Records to process

★ ★ ★ ★ ★ ★ ★

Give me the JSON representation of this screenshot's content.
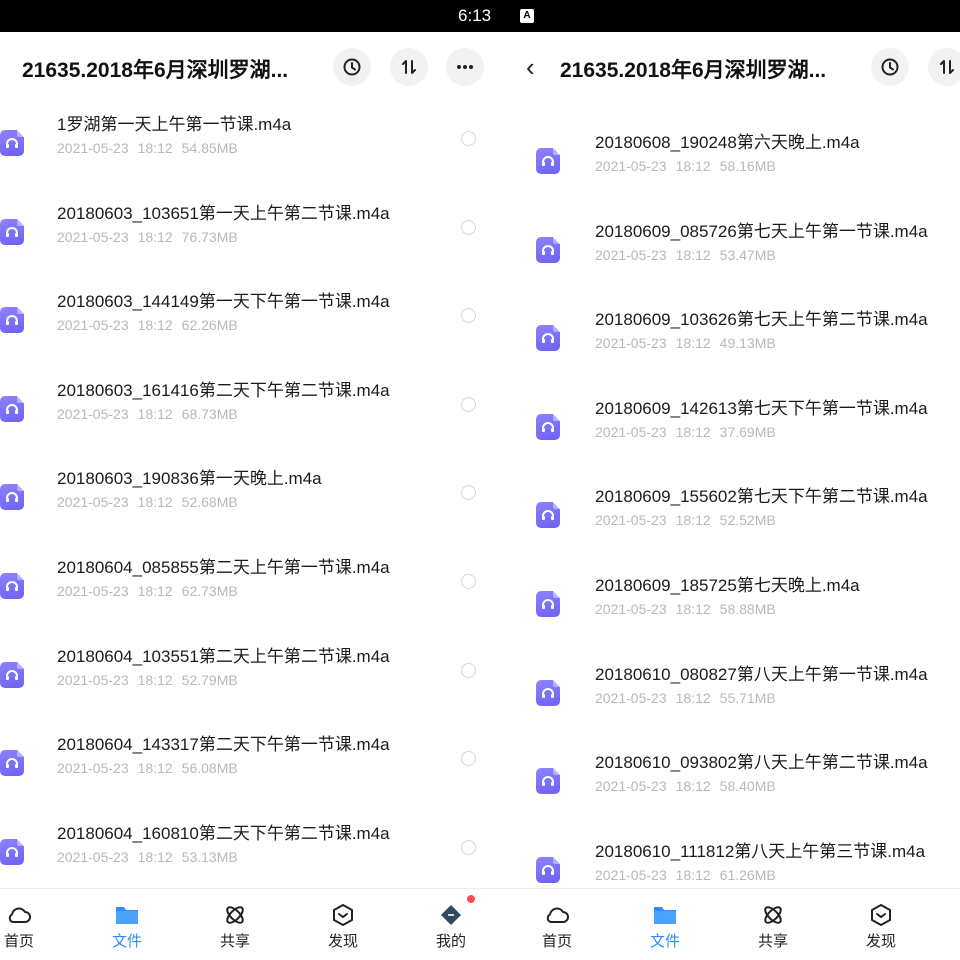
{
  "statusbar": {
    "time": "6:13"
  },
  "folder": {
    "title": "21635.2018年6月深圳罗湖..."
  },
  "tabs": {
    "home": "首页",
    "files": "文件",
    "share": "共享",
    "discover": "发现",
    "mine": "我的"
  },
  "left_files": [
    {
      "name": "1罗湖第一天上午第一节课.m4a",
      "date": "2021-05-23",
      "time": "18:12",
      "size": "54.85MB"
    },
    {
      "name": "20180603_103651第一天上午第二节课.m4a",
      "date": "2021-05-23",
      "time": "18:12",
      "size": "76.73MB"
    },
    {
      "name": "20180603_144149第一天下午第一节课.m4a",
      "date": "2021-05-23",
      "time": "18:12",
      "size": "62.26MB"
    },
    {
      "name": "20180603_161416第二天下午第二节课.m4a",
      "date": "2021-05-23",
      "time": "18:12",
      "size": "68.73MB"
    },
    {
      "name": "20180603_190836第一天晚上.m4a",
      "date": "2021-05-23",
      "time": "18:12",
      "size": "52.68MB"
    },
    {
      "name": "20180604_085855第二天上午第一节课.m4a",
      "date": "2021-05-23",
      "time": "18:12",
      "size": "62.73MB"
    },
    {
      "name": "20180604_103551第二天上午第二节课.m4a",
      "date": "2021-05-23",
      "time": "18:12",
      "size": "52.79MB"
    },
    {
      "name": "20180604_143317第二天下午第一节课.m4a",
      "date": "2021-05-23",
      "time": "18:12",
      "size": "56.08MB"
    },
    {
      "name": "20180604_160810第二天下午第二节课.m4a",
      "date": "2021-05-23",
      "time": "18:12",
      "size": "53.13MB"
    }
  ],
  "right_files": [
    {
      "name": "20180608_190248第六天晚上.m4a",
      "date": "2021-05-23",
      "time": "18:12",
      "size": "58.16MB"
    },
    {
      "name": "20180609_085726第七天上午第一节课.m4a",
      "date": "2021-05-23",
      "time": "18:12",
      "size": "53.47MB"
    },
    {
      "name": "20180609_103626第七天上午第二节课.m4a",
      "date": "2021-05-23",
      "time": "18:12",
      "size": "49.13MB"
    },
    {
      "name": "20180609_142613第七天下午第一节课.m4a",
      "date": "2021-05-23",
      "time": "18:12",
      "size": "37.69MB"
    },
    {
      "name": "20180609_155602第七天下午第二节课.m4a",
      "date": "2021-05-23",
      "time": "18:12",
      "size": "52.52MB"
    },
    {
      "name": "20180609_185725第七天晚上.m4a",
      "date": "2021-05-23",
      "time": "18:12",
      "size": "58.88MB"
    },
    {
      "name": "20180610_080827第八天上午第一节课.m4a",
      "date": "2021-05-23",
      "time": "18:12",
      "size": "55.71MB"
    },
    {
      "name": "20180610_093802第八天上午第二节课.m4a",
      "date": "2021-05-23",
      "time": "18:12",
      "size": "58.40MB"
    },
    {
      "name": "20180610_111812第八天上午第三节课.m4a",
      "date": "2021-05-23",
      "time": "18:12",
      "size": "61.26MB"
    }
  ],
  "colors": {
    "accent": "#2f8cff",
    "file_icon": "#7b6ff7",
    "badge": "#ff4d4f"
  },
  "icons": {
    "header": [
      "back-icon",
      "history-icon",
      "sort-icon",
      "more-icon"
    ],
    "file": "audio-file-icon",
    "tabs": [
      "cloud-icon",
      "folder-icon",
      "share-atom-icon",
      "compass-icon",
      "diamond-icon"
    ]
  }
}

★ ★ ★ ★ ★ ★ ★

Task
Copy the records above exactly, leaving out every picture.

Task response
Give me the JSON representation of this screenshot's content.
{
  "statusbar": {
    "time": "6:13"
  },
  "folder": {
    "title": "21635.2018年6月深圳罗湖..."
  },
  "tabs": {
    "home": "首页",
    "files": "文件",
    "share": "共享",
    "discover": "发现",
    "mine": "我的"
  },
  "left_files": [
    {
      "name": "1罗湖第一天上午第一节课.m4a",
      "date": "2021-05-23",
      "time": "18:12",
      "size": "54.85MB"
    },
    {
      "name": "20180603_103651第一天上午第二节课.m4a",
      "date": "2021-05-23",
      "time": "18:12",
      "size": "76.73MB"
    },
    {
      "name": "20180603_144149第一天下午第一节课.m4a",
      "date": "2021-05-23",
      "time": "18:12",
      "size": "62.26MB"
    },
    {
      "name": "20180603_161416第二天下午第二节课.m4a",
      "date": "2021-05-23",
      "time": "18:12",
      "size": "68.73MB"
    },
    {
      "name": "20180603_190836第一天晚上.m4a",
      "date": "2021-05-23",
      "time": "18:12",
      "size": "52.68MB"
    },
    {
      "name": "20180604_085855第二天上午第一节课.m4a",
      "date": "2021-05-23",
      "time": "18:12",
      "size": "62.73MB"
    },
    {
      "name": "20180604_103551第二天上午第二节课.m4a",
      "date": "2021-05-23",
      "time": "18:12",
      "size": "52.79MB"
    },
    {
      "name": "20180604_143317第二天下午第一节课.m4a",
      "date": "2021-05-23",
      "time": "18:12",
      "size": "56.08MB"
    },
    {
      "name": "20180604_160810第二天下午第二节课.m4a",
      "date": "2021-05-23",
      "time": "18:12",
      "size": "53.13MB"
    }
  ],
  "right_files": [
    {
      "name": "20180608_190248第六天晚上.m4a",
      "date": "2021-05-23",
      "time": "18:12",
      "size": "58.16MB"
    },
    {
      "name": "20180609_085726第七天上午第一节课.m4a",
      "date": "2021-05-23",
      "time": "18:12",
      "size": "53.47MB"
    },
    {
      "name": "20180609_103626第七天上午第二节课.m4a",
      "date": "2021-05-23",
      "time": "18:12",
      "size": "49.13MB"
    },
    {
      "name": "20180609_142613第七天下午第一节课.m4a",
      "date": "2021-05-23",
      "time": "18:12",
      "size": "37.69MB"
    },
    {
      "name": "20180609_155602第七天下午第二节课.m4a",
      "date": "2021-05-23",
      "time": "18:12",
      "size": "52.52MB"
    },
    {
      "name": "20180609_185725第七天晚上.m4a",
      "date": "2021-05-23",
      "time": "18:12",
      "size": "58.88MB"
    },
    {
      "name": "20180610_080827第八天上午第一节课.m4a",
      "date": "2021-05-23",
      "time": "18:12",
      "size": "55.71MB"
    },
    {
      "name": "20180610_093802第八天上午第二节课.m4a",
      "date": "2021-05-23",
      "time": "18:12",
      "size": "58.40MB"
    },
    {
      "name": "20180610_111812第八天上午第三节课.m4a",
      "date": "2021-05-23",
      "time": "18:12",
      "size": "61.26MB"
    }
  ],
  "colors": {
    "accent": "#2f8cff",
    "file_icon": "#7b6ff7",
    "badge": "#ff4d4f"
  },
  "icons": {
    "header": [
      "back-icon",
      "history-icon",
      "sort-icon",
      "more-icon"
    ],
    "file": "audio-file-icon",
    "tabs": [
      "cloud-icon",
      "folder-icon",
      "share-atom-icon",
      "compass-icon",
      "diamond-icon"
    ]
  }
}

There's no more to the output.